Exercise description
Please print every record below exactly as it appears.

The input
----------------
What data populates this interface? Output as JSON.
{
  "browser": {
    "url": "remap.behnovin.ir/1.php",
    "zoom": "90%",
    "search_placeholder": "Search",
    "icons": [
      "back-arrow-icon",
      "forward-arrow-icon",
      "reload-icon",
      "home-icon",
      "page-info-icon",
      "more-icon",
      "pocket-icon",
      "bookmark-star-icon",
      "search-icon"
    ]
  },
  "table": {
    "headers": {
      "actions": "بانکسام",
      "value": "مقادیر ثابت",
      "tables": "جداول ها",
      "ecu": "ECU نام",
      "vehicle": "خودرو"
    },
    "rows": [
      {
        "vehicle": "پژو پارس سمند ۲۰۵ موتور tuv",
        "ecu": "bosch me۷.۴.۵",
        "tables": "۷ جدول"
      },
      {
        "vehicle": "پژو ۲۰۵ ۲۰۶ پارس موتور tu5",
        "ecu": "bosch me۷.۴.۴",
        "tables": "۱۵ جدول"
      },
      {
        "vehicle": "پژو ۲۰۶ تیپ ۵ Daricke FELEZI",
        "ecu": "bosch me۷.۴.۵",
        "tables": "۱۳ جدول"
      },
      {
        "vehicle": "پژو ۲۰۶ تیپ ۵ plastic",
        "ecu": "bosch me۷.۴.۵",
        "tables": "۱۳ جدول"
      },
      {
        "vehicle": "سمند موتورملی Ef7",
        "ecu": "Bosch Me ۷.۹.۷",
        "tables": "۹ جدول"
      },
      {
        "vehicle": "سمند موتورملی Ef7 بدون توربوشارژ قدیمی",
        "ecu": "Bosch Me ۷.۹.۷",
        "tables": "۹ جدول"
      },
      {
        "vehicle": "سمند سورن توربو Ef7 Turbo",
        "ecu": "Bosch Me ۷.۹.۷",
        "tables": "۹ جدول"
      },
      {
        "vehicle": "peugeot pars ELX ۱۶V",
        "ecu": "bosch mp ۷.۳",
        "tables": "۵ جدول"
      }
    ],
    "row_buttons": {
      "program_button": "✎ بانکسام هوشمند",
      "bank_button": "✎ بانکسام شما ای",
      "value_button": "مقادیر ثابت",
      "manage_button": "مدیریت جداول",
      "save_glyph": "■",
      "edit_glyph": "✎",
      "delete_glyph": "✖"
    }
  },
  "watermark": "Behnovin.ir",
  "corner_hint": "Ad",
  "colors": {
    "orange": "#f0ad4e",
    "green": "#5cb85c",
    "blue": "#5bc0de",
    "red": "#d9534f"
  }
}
----------------
Solution to this exercise
What data populates this interface? Output as JSON.
{
  "browser": {
    "url": "remap.behnovin.ir/1.php",
    "zoom": "90%",
    "search_placeholder": "Search",
    "icons": [
      "back-arrow-icon",
      "forward-arrow-icon",
      "reload-icon",
      "home-icon",
      "page-info-icon",
      "more-icon",
      "pocket-icon",
      "bookmark-star-icon",
      "search-icon"
    ]
  },
  "table": {
    "headers": {
      "actions": "بانکسام",
      "value": "مقادیر ثابت",
      "tables": "جداول ها",
      "ecu": "ECU نام",
      "vehicle": "خودرو"
    },
    "rows": [
      {
        "vehicle": "پژو پارس سمند ۲۰۵ موتور tuv",
        "ecu": "bosch me۷.۴.۵",
        "tables": "۷ جدول"
      },
      {
        "vehicle": "پژو ۲۰۵ ۲۰۶ پارس موتور tu5",
        "ecu": "bosch me۷.۴.۴",
        "tables": "۱۵ جدول"
      },
      {
        "vehicle": "پژو ۲۰۶ تیپ ۵ Daricke FELEZI",
        "ecu": "bosch me۷.۴.۵",
        "tables": "۱۳ جدول"
      },
      {
        "vehicle": "پژو ۲۰۶ تیپ ۵ plastic",
        "ecu": "bosch me۷.۴.۵",
        "tables": "۱۳ جدول"
      },
      {
        "vehicle": "سمند موتورملی Ef7",
        "ecu": "Bosch Me ۷.۹.۷",
        "tables": "۹ جدول"
      },
      {
        "vehicle": "سمند موتورملی Ef7 بدون توربوشارژ قدیمی",
        "ecu": "Bosch Me ۷.۹.۷",
        "tables": "۹ جدول"
      },
      {
        "vehicle": "سمند سورن توربو Ef7 Turbo",
        "ecu": "Bosch Me ۷.۹.۷",
        "tables": "۹ جدول"
      },
      {
        "vehicle": "peugeot pars ELX ۱۶V",
        "ecu": "bosch mp ۷.۳",
        "tables": "۵ جدول"
      }
    ],
    "row_buttons": {
      "program_button": "✎ بانکسام هوشمند",
      "bank_button": "✎ بانکسام شما ای",
      "value_button": "مقادیر ثابت",
      "manage_button": "مدیریت جداول",
      "save_glyph": "■",
      "edit_glyph": "✎",
      "delete_glyph": "✖"
    }
  },
  "watermark": "Behnovin.ir",
  "corner_hint": "Ad",
  "colors": {
    "orange": "#f0ad4e",
    "green": "#5cb85c",
    "blue": "#5bc0de",
    "red": "#d9534f"
  }
}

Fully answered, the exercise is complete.